[Chart and figure data]
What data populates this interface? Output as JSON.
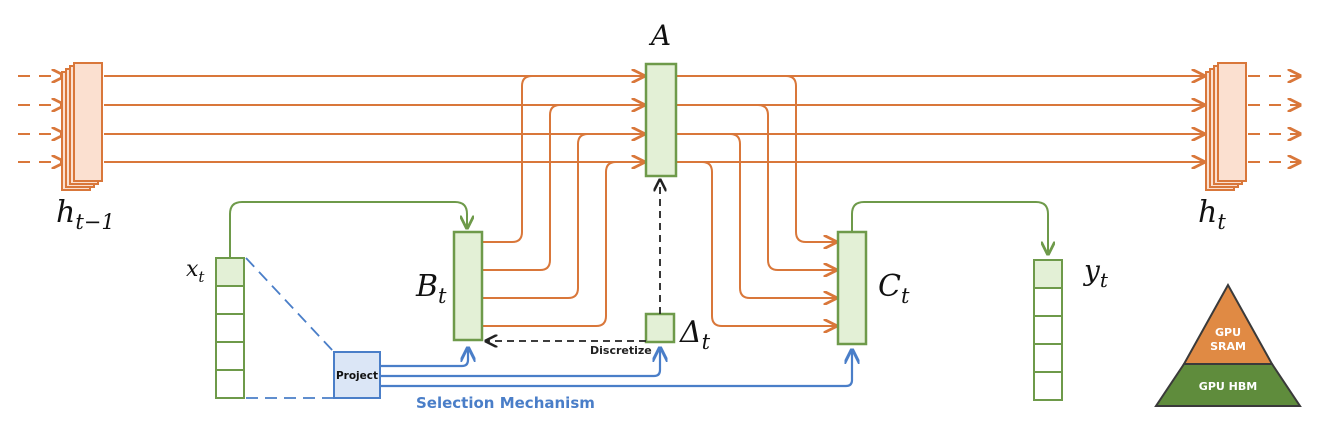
{
  "labels": {
    "h_prev_base": "h",
    "h_prev_sub": "t−1",
    "h_next_base": "h",
    "h_next_sub": "t",
    "A": "A",
    "B_base": "B",
    "B_sub": "t",
    "C_base": "C",
    "C_sub": "t",
    "x_base": "x",
    "x_sub": "t",
    "y_base": "y",
    "y_sub": "t",
    "delta_base": "Δ",
    "delta_sub": "t",
    "project": "Project",
    "discretize": "Discretize",
    "selection": "Selection Mechanism",
    "gpu_sram_line1": "GPU",
    "gpu_sram_line2": "SRAM",
    "gpu_hbm": "GPU HBM"
  },
  "colors": {
    "orange": "#d9773a",
    "orange_fill": "#fbe0d0",
    "green": "#6e9a4a",
    "green_fill": "#e3f0d6",
    "blue": "#4a7ec8",
    "blue_fill": "#dbe6f6",
    "pyramid_top": "#e08a44",
    "pyramid_bottom": "#5f8c3c"
  }
}
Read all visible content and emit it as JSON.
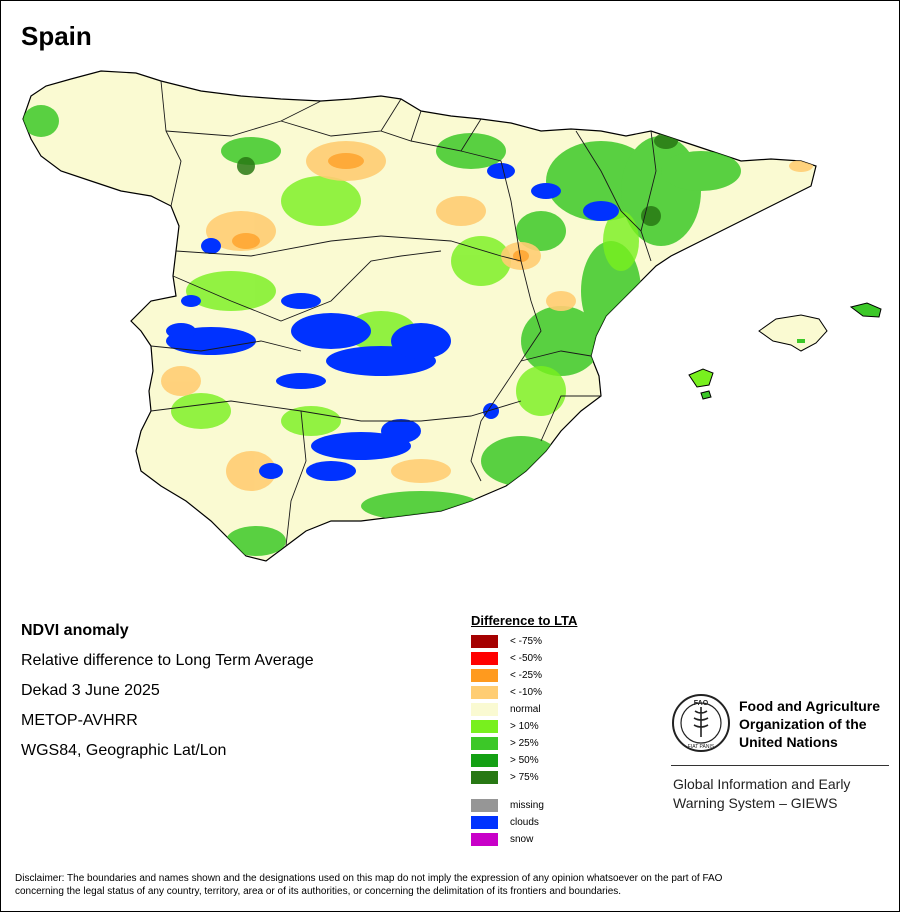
{
  "title": "Spain",
  "info": {
    "heading": "NDVI anomaly",
    "line1": "Relative difference to Long Term Average",
    "line2": "Dekad 3 June 2025",
    "line3": "METOP-AVHRR",
    "line4": "WGS84, Geographic Lat/Lon"
  },
  "legend": {
    "title": "Difference to LTA",
    "items": [
      {
        "label": "< -75%",
        "color": "#a50000"
      },
      {
        "label": "< -50%",
        "color": "#ff0000"
      },
      {
        "label": "< -25%",
        "color": "#ff9a1e"
      },
      {
        "label": "< -10%",
        "color": "#ffcd73"
      },
      {
        "label": "normal",
        "color": "#fafad2"
      },
      {
        "label": "> 10%",
        "color": "#78f01e"
      },
      {
        "label": "> 25%",
        "color": "#3cc828"
      },
      {
        "label": "> 50%",
        "color": "#14a014"
      },
      {
        "label": "> 75%",
        "color": "#287814"
      },
      {
        "label": "missing",
        "color": "#969696"
      },
      {
        "label": "clouds",
        "color": "#0032ff"
      },
      {
        "label": "snow",
        "color": "#c800c8"
      }
    ]
  },
  "fao": {
    "name_line1": "Food and Agriculture",
    "name_line2": "Organization of the",
    "name_line3": "United Nations",
    "logo_text": "FAO",
    "logo_motto": "FIAT PANIS",
    "giews_line1": "Global Information and Early",
    "giews_line2": "Warning System – GIEWS"
  },
  "disclaimer": {
    "line1": "Disclaimer: The boundaries and names shown and the designations used on this map do not imply the expression of any opinion whatsoever on the part of FAO",
    "line2": "concerning the legal status of any country, territory, area or of its authorities, or concerning the delimitation of its frontiers and boundaries."
  }
}
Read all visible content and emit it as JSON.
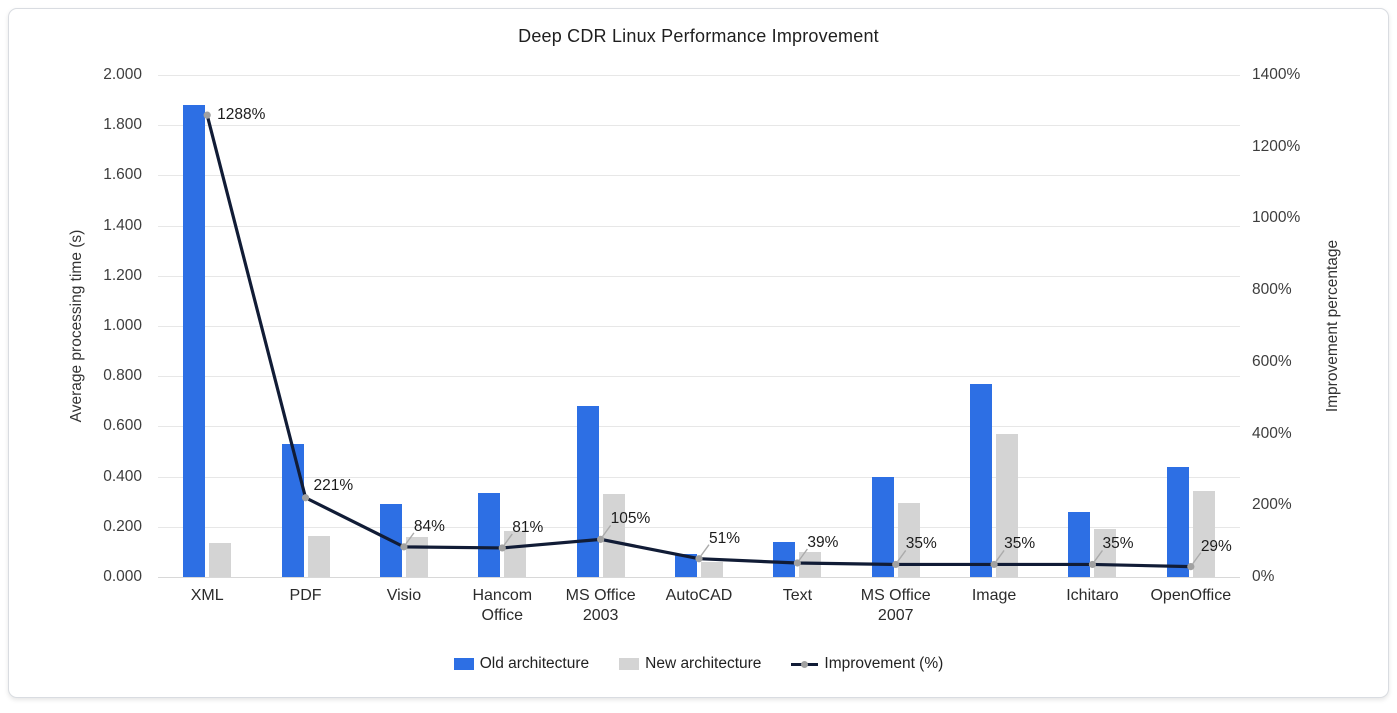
{
  "chart_data": {
    "type": "combo-bar-line",
    "title": "Deep CDR Linux Performance Improvement",
    "categories": [
      "XML",
      "PDF",
      "Visio",
      "Hancom Office",
      "MS Office 2003",
      "AutoCAD",
      "Text",
      "MS Office 2007",
      "Image",
      "Ichitaro",
      "OpenOffice"
    ],
    "series": [
      {
        "name": "Old architecture",
        "type": "bar",
        "axis": "left",
        "color": "#2d6fe4",
        "values": [
          1.88,
          0.53,
          0.29,
          0.335,
          0.68,
          0.09,
          0.14,
          0.4,
          0.77,
          0.26,
          0.44
        ]
      },
      {
        "name": "New architecture",
        "type": "bar",
        "axis": "left",
        "color": "#d4d4d4",
        "values": [
          0.136,
          0.164,
          0.158,
          0.185,
          0.332,
          0.06,
          0.101,
          0.296,
          0.57,
          0.193,
          0.341
        ]
      },
      {
        "name": "Improvement (%)",
        "type": "line",
        "axis": "right",
        "color": "#111c36",
        "marker_color": "#a1a1a1",
        "values": [
          1288,
          221,
          84,
          81,
          105,
          51,
          39,
          35,
          35,
          35,
          29
        ],
        "labels": [
          "1288%",
          "221%",
          "84%",
          "81%",
          "105%",
          "51%",
          "39%",
          "35%",
          "35%",
          "35%",
          "29%"
        ]
      }
    ],
    "left_axis": {
      "title": "Average processing time (s)",
      "min": 0,
      "max": 2,
      "ticks": [
        "0.000",
        "0.200",
        "0.400",
        "0.600",
        "0.800",
        "1.000",
        "1.200",
        "1.400",
        "1.600",
        "1.800",
        "2.000"
      ]
    },
    "right_axis": {
      "title": "Improvement percentage",
      "min": 0,
      "max": 1400,
      "ticks": [
        "0%",
        "200%",
        "400%",
        "600%",
        "800%",
        "1000%",
        "1200%",
        "1400%"
      ]
    },
    "grid": true,
    "legend_position": "bottom"
  }
}
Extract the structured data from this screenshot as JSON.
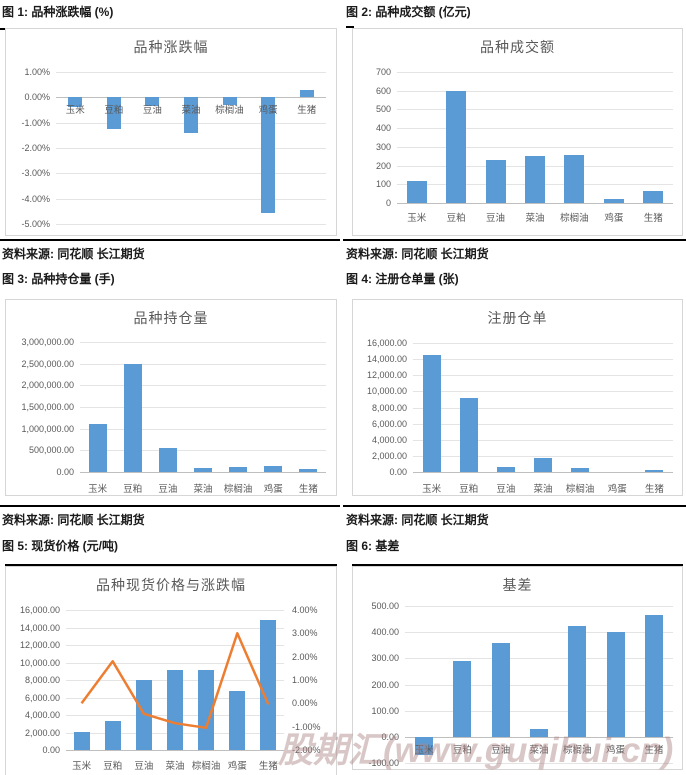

> **REQUEST**
Using the records above, list each line that includes "this".

> **EXPECTED ANSWER**
What data populates this interface? Output as JSON.
    "line1": "Disclaimer: The boundaries and names shown and the designations used on this map do not imply the expression of any opinion whatsoever on the part of FAO",
Extract the structured data from this screenshot as JSON.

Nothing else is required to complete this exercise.